** start of Dataset **

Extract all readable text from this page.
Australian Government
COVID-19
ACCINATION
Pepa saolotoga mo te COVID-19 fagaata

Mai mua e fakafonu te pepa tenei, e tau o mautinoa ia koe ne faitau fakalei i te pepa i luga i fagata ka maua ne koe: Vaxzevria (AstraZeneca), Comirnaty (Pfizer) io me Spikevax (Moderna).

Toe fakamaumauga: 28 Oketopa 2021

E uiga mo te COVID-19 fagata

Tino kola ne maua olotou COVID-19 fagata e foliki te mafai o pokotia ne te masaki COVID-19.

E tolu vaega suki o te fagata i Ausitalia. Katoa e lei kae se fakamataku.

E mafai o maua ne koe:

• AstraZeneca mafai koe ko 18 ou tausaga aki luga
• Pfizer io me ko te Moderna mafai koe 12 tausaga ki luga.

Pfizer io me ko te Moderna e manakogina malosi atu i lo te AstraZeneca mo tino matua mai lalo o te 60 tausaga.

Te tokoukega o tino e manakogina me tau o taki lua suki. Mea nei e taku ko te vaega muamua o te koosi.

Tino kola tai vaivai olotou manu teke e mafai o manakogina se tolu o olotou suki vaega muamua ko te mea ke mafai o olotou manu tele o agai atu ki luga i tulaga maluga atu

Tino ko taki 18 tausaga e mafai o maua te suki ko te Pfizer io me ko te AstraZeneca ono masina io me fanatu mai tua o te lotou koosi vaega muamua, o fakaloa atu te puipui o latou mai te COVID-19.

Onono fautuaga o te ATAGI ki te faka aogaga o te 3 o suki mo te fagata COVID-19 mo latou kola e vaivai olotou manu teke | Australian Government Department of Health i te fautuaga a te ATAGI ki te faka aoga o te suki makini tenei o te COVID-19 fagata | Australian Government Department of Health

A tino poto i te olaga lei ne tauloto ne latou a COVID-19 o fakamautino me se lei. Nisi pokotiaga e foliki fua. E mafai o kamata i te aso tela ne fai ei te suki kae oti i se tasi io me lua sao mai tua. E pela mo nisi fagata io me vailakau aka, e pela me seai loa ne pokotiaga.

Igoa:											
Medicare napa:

** end of Dataset **

Stated exercise: Repeat all the entries exactly as given.

Solution to this problem:
Extract all readable text from this page.
Australian Government
COVID-19
ACCINATION
Pepa saolotoga mo te COVID-19 fagaata

Mai mua e fakafonu te pepa tenei, e tau o mautinoa ia koe ne faitau fakalei i te pepa i luga i fagata ka maua ne koe: Vaxzevria (AstraZeneca), Comirnaty (Pfizer) io me Spikevax (Moderna).

Toe fakamaumauga: 28 Oketopa 2021

E uiga mo te COVID-19 fagata

Tino kola ne maua olotou COVID-19 fagata e foliki te mafai o pokotia ne te masaki COVID-19.

E tolu vaega suki o te fagata i Ausitalia. Katoa e lei kae se fakamataku.

E mafai o maua ne koe:

• AstraZeneca mafai koe ko 18 ou tausaga aki luga
• Pfizer io me ko te Moderna mafai koe 12 tausaga ki luga.

Pfizer io me ko te Moderna e manakogina malosi atu i lo te AstraZeneca mo tino matua mai lalo o te 60 tausaga.

Te tokoukega o tino e manakogina me tau o taki lua suki. Mea nei e taku ko te vaega muamua o te koosi.

Tino kola tai vaivai olotou manu teke e mafai o manakogina se tolu o olotou suki vaega muamua ko te mea ke mafai o olotou manu tele o agai atu ki luga i tulaga maluga atu

Tino ko taki 18 tausaga e mafai o maua te suki ko te Pfizer io me ko te AstraZeneca ono masina io me fanatu mai tua o te lotou koosi vaega muamua, o fakaloa atu te puipui o latou mai te COVID-19.

Onono fautuaga o te ATAGI ki te faka aogaga o te 3 o suki mo te fagata COVID-19 mo latou kola e vaivai olotou manu teke | Australian Government Department of Health i te fautuaga a te ATAGI ki te faka aoga o te suki makini tenei o te COVID-19 fagata | Australian Government Department of Health

A tino poto i te olaga lei ne tauloto ne latou a COVID-19 o fakamautino me se lei. Nisi pokotiaga e foliki fua. E mafai o kamata i te aso tela ne fai ei te suki kae oti i se tasi io me lua sao mai tua. E pela mo nisi fagata io me vailakau aka, e pela me seai loa ne pokotiaga.

Igoa:											
Medicare napa:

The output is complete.